Report every line in the listing that contains the string "name".
•••
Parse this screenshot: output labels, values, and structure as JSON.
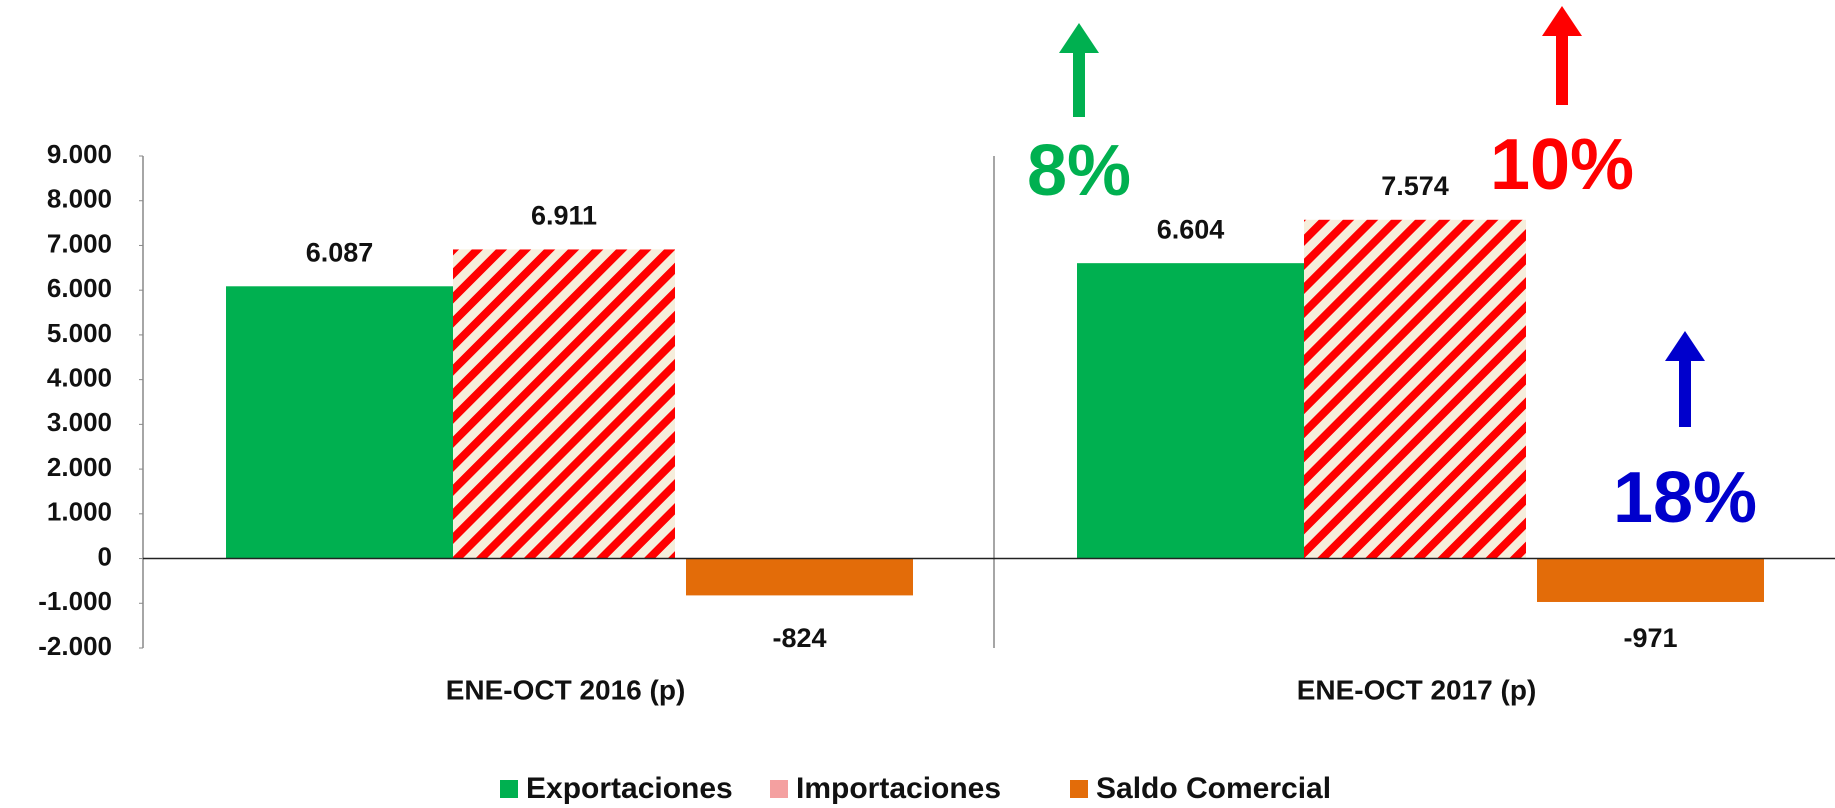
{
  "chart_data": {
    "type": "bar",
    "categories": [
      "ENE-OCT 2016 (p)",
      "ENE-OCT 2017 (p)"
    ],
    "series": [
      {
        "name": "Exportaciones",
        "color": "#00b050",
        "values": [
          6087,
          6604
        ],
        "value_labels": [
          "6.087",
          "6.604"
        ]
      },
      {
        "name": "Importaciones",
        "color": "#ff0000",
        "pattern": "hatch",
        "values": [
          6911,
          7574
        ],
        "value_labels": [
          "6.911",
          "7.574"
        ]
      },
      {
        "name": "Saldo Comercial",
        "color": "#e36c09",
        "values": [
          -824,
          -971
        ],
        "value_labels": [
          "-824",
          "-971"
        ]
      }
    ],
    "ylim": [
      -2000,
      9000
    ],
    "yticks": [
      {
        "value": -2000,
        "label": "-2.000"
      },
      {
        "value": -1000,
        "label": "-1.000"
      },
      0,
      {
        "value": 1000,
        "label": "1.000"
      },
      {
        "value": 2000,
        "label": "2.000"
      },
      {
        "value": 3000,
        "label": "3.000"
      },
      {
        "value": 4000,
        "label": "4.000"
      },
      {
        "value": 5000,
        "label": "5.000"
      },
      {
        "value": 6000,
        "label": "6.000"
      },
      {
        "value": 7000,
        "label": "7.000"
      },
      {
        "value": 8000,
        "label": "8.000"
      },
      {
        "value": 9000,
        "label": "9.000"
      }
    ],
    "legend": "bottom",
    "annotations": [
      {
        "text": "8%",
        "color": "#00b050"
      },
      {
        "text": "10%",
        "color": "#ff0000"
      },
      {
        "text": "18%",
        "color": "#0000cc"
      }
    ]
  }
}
•••
» PROBLEM SOLUTION:
        "name": "Exportaciones",
        "name": "Importaciones",
        "name": "Saldo Comercial",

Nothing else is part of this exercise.